═══ INPUT ROWS ═══

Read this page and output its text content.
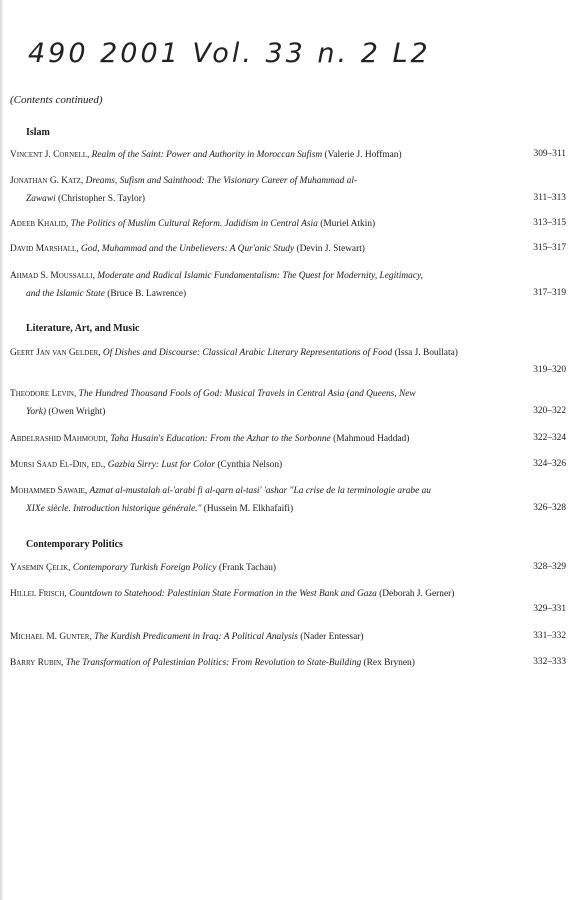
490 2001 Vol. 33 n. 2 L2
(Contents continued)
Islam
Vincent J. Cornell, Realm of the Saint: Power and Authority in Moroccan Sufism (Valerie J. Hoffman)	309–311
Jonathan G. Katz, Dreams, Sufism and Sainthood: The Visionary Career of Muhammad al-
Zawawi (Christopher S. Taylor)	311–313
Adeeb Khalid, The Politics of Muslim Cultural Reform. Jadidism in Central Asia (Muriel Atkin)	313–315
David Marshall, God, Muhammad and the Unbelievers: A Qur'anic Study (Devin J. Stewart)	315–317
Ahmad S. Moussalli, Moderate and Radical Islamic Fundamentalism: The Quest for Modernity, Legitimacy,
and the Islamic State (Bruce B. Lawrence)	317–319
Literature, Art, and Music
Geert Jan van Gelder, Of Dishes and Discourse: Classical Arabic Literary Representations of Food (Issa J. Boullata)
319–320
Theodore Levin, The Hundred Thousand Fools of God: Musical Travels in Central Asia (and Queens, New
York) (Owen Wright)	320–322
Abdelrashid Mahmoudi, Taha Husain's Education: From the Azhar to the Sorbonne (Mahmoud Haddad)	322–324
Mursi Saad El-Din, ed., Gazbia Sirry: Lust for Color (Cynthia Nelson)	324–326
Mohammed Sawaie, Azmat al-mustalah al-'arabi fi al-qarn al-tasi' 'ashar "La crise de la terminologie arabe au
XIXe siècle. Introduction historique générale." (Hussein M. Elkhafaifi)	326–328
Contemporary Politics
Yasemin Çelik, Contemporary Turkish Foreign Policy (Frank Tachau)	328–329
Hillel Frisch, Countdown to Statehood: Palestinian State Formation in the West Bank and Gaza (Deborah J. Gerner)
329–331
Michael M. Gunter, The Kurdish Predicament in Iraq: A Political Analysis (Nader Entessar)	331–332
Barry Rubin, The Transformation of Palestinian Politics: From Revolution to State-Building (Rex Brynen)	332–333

═══

TASK BRIEF
Your answer should be a single number: how many lines in the data above include "Sufism"?

SOLUTION TO THIS TASK
2